*TASK OBJECTIVE:* From the records, pick out and copy each line containing "logo".
◆ ◆ ◆ ◆ ◆ ◆ ◆
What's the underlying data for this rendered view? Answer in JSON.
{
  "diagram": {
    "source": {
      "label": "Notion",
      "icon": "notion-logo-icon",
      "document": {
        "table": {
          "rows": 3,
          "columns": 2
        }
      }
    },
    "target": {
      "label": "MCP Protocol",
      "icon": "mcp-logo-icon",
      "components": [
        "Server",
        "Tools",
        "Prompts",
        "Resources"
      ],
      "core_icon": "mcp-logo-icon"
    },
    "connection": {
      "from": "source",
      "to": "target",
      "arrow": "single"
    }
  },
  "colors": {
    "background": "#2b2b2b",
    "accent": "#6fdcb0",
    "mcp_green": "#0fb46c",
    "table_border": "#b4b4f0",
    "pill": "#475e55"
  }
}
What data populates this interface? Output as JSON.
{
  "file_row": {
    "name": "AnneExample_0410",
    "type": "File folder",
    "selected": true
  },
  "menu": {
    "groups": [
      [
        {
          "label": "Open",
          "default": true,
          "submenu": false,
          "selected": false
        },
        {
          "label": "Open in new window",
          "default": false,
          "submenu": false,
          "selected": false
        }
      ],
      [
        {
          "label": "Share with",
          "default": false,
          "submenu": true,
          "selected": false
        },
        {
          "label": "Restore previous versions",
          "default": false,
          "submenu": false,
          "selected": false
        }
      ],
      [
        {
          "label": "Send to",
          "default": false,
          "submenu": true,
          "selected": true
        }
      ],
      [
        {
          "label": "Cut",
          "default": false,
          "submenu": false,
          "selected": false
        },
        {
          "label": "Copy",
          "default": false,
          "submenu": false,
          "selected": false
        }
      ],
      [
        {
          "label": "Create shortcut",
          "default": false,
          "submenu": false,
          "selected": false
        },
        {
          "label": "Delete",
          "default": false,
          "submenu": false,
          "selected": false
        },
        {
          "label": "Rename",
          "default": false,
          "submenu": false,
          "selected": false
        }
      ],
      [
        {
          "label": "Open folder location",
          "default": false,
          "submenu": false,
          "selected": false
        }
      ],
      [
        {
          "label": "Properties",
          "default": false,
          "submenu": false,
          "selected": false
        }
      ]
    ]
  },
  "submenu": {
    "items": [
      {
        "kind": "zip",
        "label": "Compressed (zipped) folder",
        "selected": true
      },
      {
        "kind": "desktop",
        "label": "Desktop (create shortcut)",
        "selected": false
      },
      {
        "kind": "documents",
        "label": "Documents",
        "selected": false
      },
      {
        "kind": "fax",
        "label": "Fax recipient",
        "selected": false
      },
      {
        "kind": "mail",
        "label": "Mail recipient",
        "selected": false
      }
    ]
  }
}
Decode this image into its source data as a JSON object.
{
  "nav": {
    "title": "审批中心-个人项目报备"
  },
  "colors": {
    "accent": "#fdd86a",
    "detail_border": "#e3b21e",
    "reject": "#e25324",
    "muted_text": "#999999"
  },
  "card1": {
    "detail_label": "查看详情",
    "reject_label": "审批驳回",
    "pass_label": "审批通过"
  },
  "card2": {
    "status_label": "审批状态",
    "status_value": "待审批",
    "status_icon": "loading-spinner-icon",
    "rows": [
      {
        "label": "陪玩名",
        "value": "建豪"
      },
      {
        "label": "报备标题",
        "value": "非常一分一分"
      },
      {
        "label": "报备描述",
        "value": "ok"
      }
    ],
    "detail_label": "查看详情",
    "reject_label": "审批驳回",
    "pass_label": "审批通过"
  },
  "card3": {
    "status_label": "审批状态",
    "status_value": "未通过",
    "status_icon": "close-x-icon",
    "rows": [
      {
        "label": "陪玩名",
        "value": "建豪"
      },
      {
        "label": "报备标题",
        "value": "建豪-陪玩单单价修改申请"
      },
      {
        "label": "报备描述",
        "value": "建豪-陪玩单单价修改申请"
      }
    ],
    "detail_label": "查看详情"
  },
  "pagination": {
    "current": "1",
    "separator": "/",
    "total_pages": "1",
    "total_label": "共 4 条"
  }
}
◆ ◆ ◆ ◆ ◆ ◆ ◆
*WORKED SOLUTION:*
      "icon": "notion-logo-icon",
      "icon": "mcp-logo-icon",
      "core_icon": "mcp-logo-icon"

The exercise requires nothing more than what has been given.